▶ **Given records**
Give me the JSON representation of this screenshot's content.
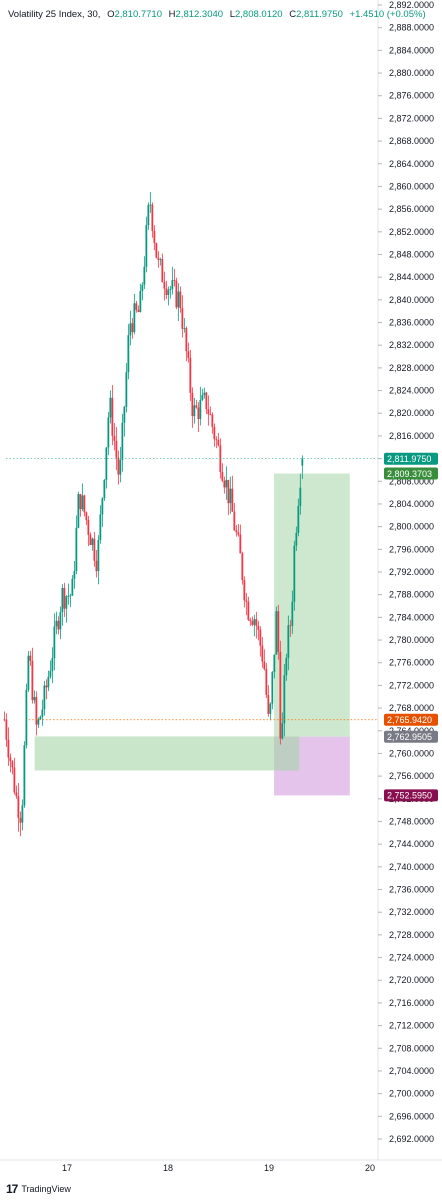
{
  "legend": {
    "title": "Volatility 25 Index, 30,",
    "o_key": "O",
    "o_val": "2,810.7710",
    "h_key": "H",
    "h_val": "2,812.3040",
    "l_key": "L",
    "l_val": "2,808.0120",
    "c_key": "C",
    "c_val": "2,811.9750",
    "change": "+1.4510 (+0.05%)"
  },
  "footer": {
    "brand": "TradingView"
  },
  "colors": {
    "up": "#089981",
    "down": "#f23645",
    "target_zone": "#a5d6a7",
    "stop_zone": "#ce93d8",
    "zone_rect": "#a5d6a7",
    "entry_line": "#ff6d00",
    "price_label_bg": "#089981",
    "target_label_bg": "#388e3c",
    "entry_label_bg": "#e65100",
    "stop_label_bg": "#880e4f",
    "gray_label_bg": "#787b86"
  },
  "chart_data": {
    "type": "candlestick",
    "ylim": [
      2690,
      2892
    ],
    "y_ticks": [
      "2,692.0000",
      "2,696.0000",
      "2,700.0000",
      "2,704.0000",
      "2,708.0000",
      "2,712.0000",
      "2,716.0000",
      "2,720.0000",
      "2,724.0000",
      "2,728.0000",
      "2,732.0000",
      "2,736.0000",
      "2,740.0000",
      "2,744.0000",
      "2,748.0000",
      "2,752.0000",
      "2,756.0000",
      "2,760.0000",
      "2,764.0000",
      "2,768.0000",
      "2,772.0000",
      "2,776.0000",
      "2,780.0000",
      "2,784.0000",
      "2,788.0000",
      "2,792.0000",
      "2,796.0000",
      "2,800.0000",
      "2,804.0000",
      "2,808.0000",
      "2,812.0000",
      "2,816.0000",
      "2,820.0000",
      "2,824.0000",
      "2,828.0000",
      "2,832.0000",
      "2,836.0000",
      "2,840.0000",
      "2,844.0000",
      "2,848.0000",
      "2,852.0000",
      "2,856.0000",
      "2,860.0000",
      "2,864.0000",
      "2,868.0000",
      "2,872.0000",
      "2,876.0000",
      "2,880.0000",
      "2,884.0000",
      "2,888.0000",
      "2,892.0000"
    ],
    "x_ticks": [
      {
        "label": "17",
        "day": 17
      },
      {
        "label": "18",
        "day": 18
      },
      {
        "label": "19",
        "day": 19
      },
      {
        "label": "20",
        "day": 20
      }
    ],
    "x_range_days": [
      16.38,
      19.98
    ],
    "path": [
      [
        16.38,
        2766
      ],
      [
        16.5,
        2752
      ],
      [
        16.55,
        2749
      ],
      [
        16.62,
        2778
      ],
      [
        16.7,
        2764
      ],
      [
        16.78,
        2770
      ],
      [
        16.95,
        2788
      ],
      [
        17.05,
        2788
      ],
      [
        17.12,
        2806
      ],
      [
        17.3,
        2794
      ],
      [
        17.42,
        2822
      ],
      [
        17.52,
        2808
      ],
      [
        17.62,
        2836
      ],
      [
        17.72,
        2838
      ],
      [
        17.82,
        2858
      ],
      [
        17.9,
        2846
      ],
      [
        18.02,
        2842
      ],
      [
        18.12,
        2840
      ],
      [
        18.25,
        2820
      ],
      [
        18.38,
        2822
      ],
      [
        18.52,
        2812
      ],
      [
        18.62,
        2804
      ],
      [
        18.72,
        2794
      ],
      [
        18.78,
        2786
      ],
      [
        18.86,
        2784
      ],
      [
        18.95,
        2776
      ],
      [
        19.0,
        2764
      ],
      [
        19.08,
        2786
      ],
      [
        19.12,
        2760
      ],
      [
        19.17,
        2778
      ],
      [
        19.22,
        2784
      ],
      [
        19.25,
        2796
      ],
      [
        19.3,
        2808
      ],
      [
        19.33,
        2812
      ]
    ],
    "candle_count": 150,
    "last": {
      "open": 2810.771,
      "high": 2812.304,
      "low": 2808.012,
      "close": 2811.975
    },
    "price_labels": [
      {
        "text": "2,811.9750",
        "value": 2811.975,
        "color_key": "price_label_bg"
      },
      {
        "text": "2,809.3703",
        "value": 2809.3703,
        "color_key": "target_label_bg"
      },
      {
        "text": "2,765.9420",
        "value": 2765.942,
        "color_key": "entry_label_bg"
      },
      {
        "text": "2,762.9505",
        "value": 2762.9505,
        "color_key": "gray_label_bg"
      },
      {
        "text": "2,752.5950",
        "value": 2752.595,
        "color_key": "stop_label_bg"
      }
    ],
    "long_position": {
      "entry": 2762.9505,
      "target": 2809.3703,
      "stop": 2752.595,
      "start_day": 19.05,
      "end_day": 19.8
    },
    "zone": {
      "low": 2757.0,
      "high": 2763.0,
      "start_day": 16.68,
      "end_day": 19.3
    },
    "entry_line": 2765.942,
    "last_price_line": 2811.975
  }
}
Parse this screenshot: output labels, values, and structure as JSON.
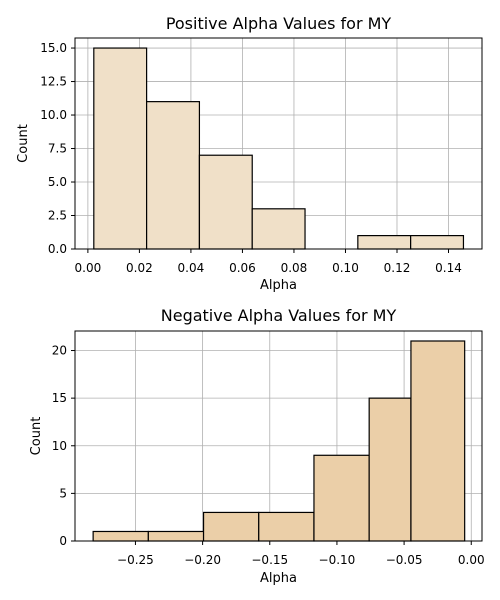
{
  "chart_data": [
    {
      "type": "bar",
      "title": "Positive Alpha Values for MY",
      "xlabel": "Alpha",
      "ylabel": "Count",
      "bar_color": "#f0e0c8",
      "edge_color": "#000000",
      "grid": true,
      "bin_edges": [
        0.0023,
        0.0228,
        0.0433,
        0.0638,
        0.0843,
        0.1048,
        0.1253,
        0.1458
      ],
      "values": [
        15,
        11,
        7,
        3,
        0,
        1,
        1
      ],
      "xlim": [
        -0.005,
        0.153
      ],
      "ylim": [
        0,
        15.75
      ],
      "xticks": [
        {
          "v": 0.0,
          "label": "0.00"
        },
        {
          "v": 0.02,
          "label": "0.02"
        },
        {
          "v": 0.04,
          "label": "0.04"
        },
        {
          "v": 0.06,
          "label": "0.06"
        },
        {
          "v": 0.08,
          "label": "0.08"
        },
        {
          "v": 0.1,
          "label": "0.10"
        },
        {
          "v": 0.12,
          "label": "0.12"
        },
        {
          "v": 0.14,
          "label": "0.14"
        }
      ],
      "yticks": [
        {
          "v": 0,
          "label": "0.0"
        },
        {
          "v": 2.5,
          "label": "2.5"
        },
        {
          "v": 5,
          "label": "5.0"
        },
        {
          "v": 7.5,
          "label": "7.5"
        },
        {
          "v": 10,
          "label": "10.0"
        },
        {
          "v": 12.5,
          "label": "12.5"
        },
        {
          "v": 15,
          "label": "15.0"
        }
      ]
    },
    {
      "type": "bar",
      "title": "Negative Alpha Values for MY",
      "xlabel": "Alpha",
      "ylabel": "Count",
      "bar_color": "#ebcfa8",
      "edge_color": "#000000",
      "grid": true,
      "bin_edges": [
        -0.2815,
        -0.2404,
        -0.1993,
        -0.1582,
        -0.1171,
        -0.076,
        -0.0449,
        -0.0049
      ],
      "values": [
        1,
        1,
        3,
        3,
        9,
        15,
        21
      ],
      "xlim": [
        -0.295,
        0.008
      ],
      "ylim": [
        0,
        22.05
      ],
      "xticks": [
        {
          "v": -0.25,
          "label": "−0.25"
        },
        {
          "v": -0.2,
          "label": "−0.20"
        },
        {
          "v": -0.15,
          "label": "−0.15"
        },
        {
          "v": -0.1,
          "label": "−0.10"
        },
        {
          "v": -0.05,
          "label": "−0.05"
        },
        {
          "v": 0.0,
          "label": "0.00"
        }
      ],
      "yticks": [
        {
          "v": 0,
          "label": "0"
        },
        {
          "v": 5,
          "label": "5"
        },
        {
          "v": 10,
          "label": "10"
        },
        {
          "v": 15,
          "label": "15"
        },
        {
          "v": 20,
          "label": "20"
        }
      ]
    }
  ]
}
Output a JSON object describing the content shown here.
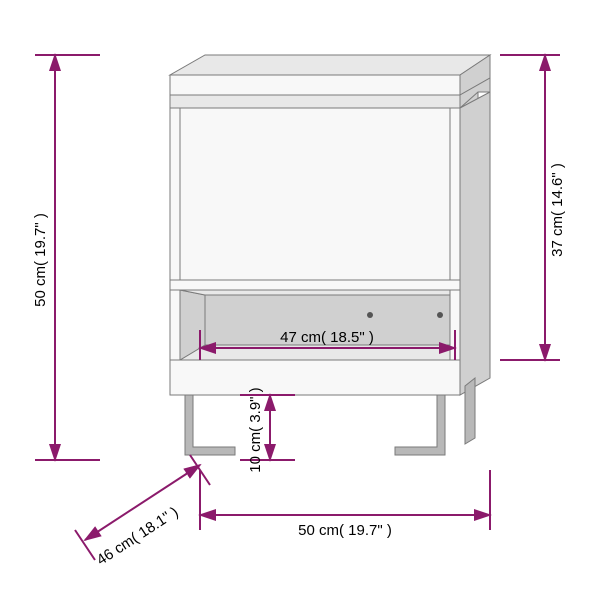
{
  "diagram": {
    "type": "technical-drawing",
    "object": "nightstand",
    "background_color": "#ffffff",
    "dimension_line_color": "#8b1a6b",
    "furniture_stroke_color": "#7a7a7a",
    "furniture_fill_light": "#f8f8f8",
    "furniture_fill_mid": "#e8e8e8",
    "furniture_fill_dark": "#d0d0d0",
    "leg_color": "#b8b8b8",
    "text_color": "#000000",
    "label_fontsize": 15,
    "dimensions": {
      "height": "50 cm( 19.7\" )",
      "drawer_height": "37 cm( 14.6\" )",
      "inner_width": "47 cm( 18.5\" )",
      "leg_height": "10 cm( 3.9\" )",
      "depth": "46 cm( 18.1\" )",
      "width": "50 cm( 19.7\" )"
    },
    "arrow_size": 8
  }
}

▶ **Exercise aim**
Extract all lines of the records above that include "type".

▶ **Exercise result**
    "type": "candlestick",
      "type": "bar",
      "type": "bar",
    "type": "technical-drawing",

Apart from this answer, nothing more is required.